■ SUPPLIED ENTRIES ■
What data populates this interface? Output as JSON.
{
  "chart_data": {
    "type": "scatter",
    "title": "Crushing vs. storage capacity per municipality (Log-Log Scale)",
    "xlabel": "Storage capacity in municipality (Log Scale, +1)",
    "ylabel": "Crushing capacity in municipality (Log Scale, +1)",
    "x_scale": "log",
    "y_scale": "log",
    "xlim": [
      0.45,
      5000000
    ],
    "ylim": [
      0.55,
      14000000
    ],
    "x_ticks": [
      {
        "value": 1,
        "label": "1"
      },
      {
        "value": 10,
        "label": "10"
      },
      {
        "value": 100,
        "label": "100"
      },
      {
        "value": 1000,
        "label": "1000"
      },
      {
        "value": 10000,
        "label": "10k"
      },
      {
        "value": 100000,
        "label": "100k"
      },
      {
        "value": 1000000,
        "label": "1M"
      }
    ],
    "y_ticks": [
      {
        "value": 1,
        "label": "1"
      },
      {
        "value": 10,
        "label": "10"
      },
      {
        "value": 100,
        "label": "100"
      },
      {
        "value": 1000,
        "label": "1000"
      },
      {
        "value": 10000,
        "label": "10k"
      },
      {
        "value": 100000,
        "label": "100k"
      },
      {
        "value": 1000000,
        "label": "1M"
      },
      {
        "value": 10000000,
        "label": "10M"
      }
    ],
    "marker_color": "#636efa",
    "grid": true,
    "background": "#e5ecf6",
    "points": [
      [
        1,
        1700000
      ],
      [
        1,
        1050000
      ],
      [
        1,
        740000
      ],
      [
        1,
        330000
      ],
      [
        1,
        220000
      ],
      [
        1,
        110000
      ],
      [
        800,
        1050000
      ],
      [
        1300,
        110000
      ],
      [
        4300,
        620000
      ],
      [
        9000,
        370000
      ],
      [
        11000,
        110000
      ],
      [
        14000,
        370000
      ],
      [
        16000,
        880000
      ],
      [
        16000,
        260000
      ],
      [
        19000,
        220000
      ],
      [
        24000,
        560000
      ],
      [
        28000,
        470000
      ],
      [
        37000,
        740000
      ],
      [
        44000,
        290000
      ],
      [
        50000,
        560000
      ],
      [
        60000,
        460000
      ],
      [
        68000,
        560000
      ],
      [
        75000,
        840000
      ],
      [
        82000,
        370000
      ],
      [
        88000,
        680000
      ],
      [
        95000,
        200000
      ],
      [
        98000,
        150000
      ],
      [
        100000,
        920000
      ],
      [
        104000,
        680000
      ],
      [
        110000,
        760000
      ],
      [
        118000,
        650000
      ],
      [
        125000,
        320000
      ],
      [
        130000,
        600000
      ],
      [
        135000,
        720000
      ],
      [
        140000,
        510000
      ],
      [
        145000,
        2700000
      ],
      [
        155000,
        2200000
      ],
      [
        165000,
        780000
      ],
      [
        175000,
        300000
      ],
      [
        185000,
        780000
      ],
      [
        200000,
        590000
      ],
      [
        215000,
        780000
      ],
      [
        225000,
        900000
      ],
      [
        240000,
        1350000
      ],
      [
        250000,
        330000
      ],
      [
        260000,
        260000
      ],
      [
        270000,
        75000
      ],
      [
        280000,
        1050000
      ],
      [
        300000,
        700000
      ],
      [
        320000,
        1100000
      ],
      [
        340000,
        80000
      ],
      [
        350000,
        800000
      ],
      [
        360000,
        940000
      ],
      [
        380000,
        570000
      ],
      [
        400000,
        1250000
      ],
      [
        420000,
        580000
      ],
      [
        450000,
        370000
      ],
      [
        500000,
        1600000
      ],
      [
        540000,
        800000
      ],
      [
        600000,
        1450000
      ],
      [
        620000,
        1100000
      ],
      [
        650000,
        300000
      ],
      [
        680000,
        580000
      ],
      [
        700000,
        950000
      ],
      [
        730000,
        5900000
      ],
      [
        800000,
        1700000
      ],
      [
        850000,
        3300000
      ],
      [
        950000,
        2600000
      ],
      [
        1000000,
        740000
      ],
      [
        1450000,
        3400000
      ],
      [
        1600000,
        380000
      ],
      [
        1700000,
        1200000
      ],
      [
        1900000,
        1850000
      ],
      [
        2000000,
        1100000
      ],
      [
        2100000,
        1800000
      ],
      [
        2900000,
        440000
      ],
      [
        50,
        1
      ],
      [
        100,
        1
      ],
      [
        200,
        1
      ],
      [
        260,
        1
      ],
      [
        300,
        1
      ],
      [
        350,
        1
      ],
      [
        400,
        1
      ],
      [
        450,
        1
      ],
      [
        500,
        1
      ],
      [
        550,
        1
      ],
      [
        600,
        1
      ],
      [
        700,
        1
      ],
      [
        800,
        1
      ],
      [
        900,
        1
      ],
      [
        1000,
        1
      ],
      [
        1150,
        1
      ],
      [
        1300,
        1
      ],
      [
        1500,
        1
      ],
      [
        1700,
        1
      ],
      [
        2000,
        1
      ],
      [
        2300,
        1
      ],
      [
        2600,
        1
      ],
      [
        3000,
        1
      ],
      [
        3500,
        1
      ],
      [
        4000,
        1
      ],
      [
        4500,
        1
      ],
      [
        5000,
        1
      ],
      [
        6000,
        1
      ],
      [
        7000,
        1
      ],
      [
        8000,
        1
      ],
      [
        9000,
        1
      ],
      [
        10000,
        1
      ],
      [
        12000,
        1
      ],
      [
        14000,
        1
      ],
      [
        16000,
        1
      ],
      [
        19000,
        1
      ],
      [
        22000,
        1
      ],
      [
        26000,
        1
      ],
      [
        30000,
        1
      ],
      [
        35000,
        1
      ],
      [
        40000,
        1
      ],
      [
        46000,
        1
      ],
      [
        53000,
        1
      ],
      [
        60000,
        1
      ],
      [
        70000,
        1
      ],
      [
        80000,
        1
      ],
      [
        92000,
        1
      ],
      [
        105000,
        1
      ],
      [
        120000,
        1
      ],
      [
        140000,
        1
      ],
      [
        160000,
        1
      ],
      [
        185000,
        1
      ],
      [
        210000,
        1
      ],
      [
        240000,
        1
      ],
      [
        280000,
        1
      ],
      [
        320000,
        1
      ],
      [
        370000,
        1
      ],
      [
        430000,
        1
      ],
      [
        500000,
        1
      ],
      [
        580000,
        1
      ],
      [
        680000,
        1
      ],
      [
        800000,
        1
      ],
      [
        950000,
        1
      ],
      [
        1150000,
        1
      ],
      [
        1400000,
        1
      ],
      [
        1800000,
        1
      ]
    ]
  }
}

■ WRITTEN TASK ■
Hand back the material above in full, exactly as written.

■ RESULT FOR THIS TASK ■
What data populates this interface? Output as JSON.
{
  "chart_data": {
    "type": "scatter",
    "title": "Crushing vs. storage capacity per municipality (Log-Log Scale)",
    "xlabel": "Storage capacity in municipality (Log Scale, +1)",
    "ylabel": "Crushing capacity in municipality (Log Scale, +1)",
    "x_scale": "log",
    "y_scale": "log",
    "xlim": [
      0.45,
      5000000
    ],
    "ylim": [
      0.55,
      14000000
    ],
    "x_ticks": [
      {
        "value": 1,
        "label": "1"
      },
      {
        "value": 10,
        "label": "10"
      },
      {
        "value": 100,
        "label": "100"
      },
      {
        "value": 1000,
        "label": "1000"
      },
      {
        "value": 10000,
        "label": "10k"
      },
      {
        "value": 100000,
        "label": "100k"
      },
      {
        "value": 1000000,
        "label": "1M"
      }
    ],
    "y_ticks": [
      {
        "value": 1,
        "label": "1"
      },
      {
        "value": 10,
        "label": "10"
      },
      {
        "value": 100,
        "label": "100"
      },
      {
        "value": 1000,
        "label": "1000"
      },
      {
        "value": 10000,
        "label": "10k"
      },
      {
        "value": 100000,
        "label": "100k"
      },
      {
        "value": 1000000,
        "label": "1M"
      },
      {
        "value": 10000000,
        "label": "10M"
      }
    ],
    "marker_color": "#636efa",
    "grid": true,
    "background": "#e5ecf6",
    "points": [
      [
        1,
        1700000
      ],
      [
        1,
        1050000
      ],
      [
        1,
        740000
      ],
      [
        1,
        330000
      ],
      [
        1,
        220000
      ],
      [
        1,
        110000
      ],
      [
        800,
        1050000
      ],
      [
        1300,
        110000
      ],
      [
        4300,
        620000
      ],
      [
        9000,
        370000
      ],
      [
        11000,
        110000
      ],
      [
        14000,
        370000
      ],
      [
        16000,
        880000
      ],
      [
        16000,
        260000
      ],
      [
        19000,
        220000
      ],
      [
        24000,
        560000
      ],
      [
        28000,
        470000
      ],
      [
        37000,
        740000
      ],
      [
        44000,
        290000
      ],
      [
        50000,
        560000
      ],
      [
        60000,
        460000
      ],
      [
        68000,
        560000
      ],
      [
        75000,
        840000
      ],
      [
        82000,
        370000
      ],
      [
        88000,
        680000
      ],
      [
        95000,
        200000
      ],
      [
        98000,
        150000
      ],
      [
        100000,
        920000
      ],
      [
        104000,
        680000
      ],
      [
        110000,
        760000
      ],
      [
        118000,
        650000
      ],
      [
        125000,
        320000
      ],
      [
        130000,
        600000
      ],
      [
        135000,
        720000
      ],
      [
        140000,
        510000
      ],
      [
        145000,
        2700000
      ],
      [
        155000,
        2200000
      ],
      [
        165000,
        780000
      ],
      [
        175000,
        300000
      ],
      [
        185000,
        780000
      ],
      [
        200000,
        590000
      ],
      [
        215000,
        780000
      ],
      [
        225000,
        900000
      ],
      [
        240000,
        1350000
      ],
      [
        250000,
        330000
      ],
      [
        260000,
        260000
      ],
      [
        270000,
        75000
      ],
      [
        280000,
        1050000
      ],
      [
        300000,
        700000
      ],
      [
        320000,
        1100000
      ],
      [
        340000,
        80000
      ],
      [
        350000,
        800000
      ],
      [
        360000,
        940000
      ],
      [
        380000,
        570000
      ],
      [
        400000,
        1250000
      ],
      [
        420000,
        580000
      ],
      [
        450000,
        370000
      ],
      [
        500000,
        1600000
      ],
      [
        540000,
        800000
      ],
      [
        600000,
        1450000
      ],
      [
        620000,
        1100000
      ],
      [
        650000,
        300000
      ],
      [
        680000,
        580000
      ],
      [
        700000,
        950000
      ],
      [
        730000,
        5900000
      ],
      [
        800000,
        1700000
      ],
      [
        850000,
        3300000
      ],
      [
        950000,
        2600000
      ],
      [
        1000000,
        740000
      ],
      [
        1450000,
        3400000
      ],
      [
        1600000,
        380000
      ],
      [
        1700000,
        1200000
      ],
      [
        1900000,
        1850000
      ],
      [
        2000000,
        1100000
      ],
      [
        2100000,
        1800000
      ],
      [
        2900000,
        440000
      ],
      [
        50,
        1
      ],
      [
        100,
        1
      ],
      [
        200,
        1
      ],
      [
        260,
        1
      ],
      [
        300,
        1
      ],
      [
        350,
        1
      ],
      [
        400,
        1
      ],
      [
        450,
        1
      ],
      [
        500,
        1
      ],
      [
        550,
        1
      ],
      [
        600,
        1
      ],
      [
        700,
        1
      ],
      [
        800,
        1
      ],
      [
        900,
        1
      ],
      [
        1000,
        1
      ],
      [
        1150,
        1
      ],
      [
        1300,
        1
      ],
      [
        1500,
        1
      ],
      [
        1700,
        1
      ],
      [
        2000,
        1
      ],
      [
        2300,
        1
      ],
      [
        2600,
        1
      ],
      [
        3000,
        1
      ],
      [
        3500,
        1
      ],
      [
        4000,
        1
      ],
      [
        4500,
        1
      ],
      [
        5000,
        1
      ],
      [
        6000,
        1
      ],
      [
        7000,
        1
      ],
      [
        8000,
        1
      ],
      [
        9000,
        1
      ],
      [
        10000,
        1
      ],
      [
        12000,
        1
      ],
      [
        14000,
        1
      ],
      [
        16000,
        1
      ],
      [
        19000,
        1
      ],
      [
        22000,
        1
      ],
      [
        26000,
        1
      ],
      [
        30000,
        1
      ],
      [
        35000,
        1
      ],
      [
        40000,
        1
      ],
      [
        46000,
        1
      ],
      [
        53000,
        1
      ],
      [
        60000,
        1
      ],
      [
        70000,
        1
      ],
      [
        80000,
        1
      ],
      [
        92000,
        1
      ],
      [
        105000,
        1
      ],
      [
        120000,
        1
      ],
      [
        140000,
        1
      ],
      [
        160000,
        1
      ],
      [
        185000,
        1
      ],
      [
        210000,
        1
      ],
      [
        240000,
        1
      ],
      [
        280000,
        1
      ],
      [
        320000,
        1
      ],
      [
        370000,
        1
      ],
      [
        430000,
        1
      ],
      [
        500000,
        1
      ],
      [
        580000,
        1
      ],
      [
        680000,
        1
      ],
      [
        800000,
        1
      ],
      [
        950000,
        1
      ],
      [
        1150000,
        1
      ],
      [
        1400000,
        1
      ],
      [
        1800000,
        1
      ]
    ]
  }
}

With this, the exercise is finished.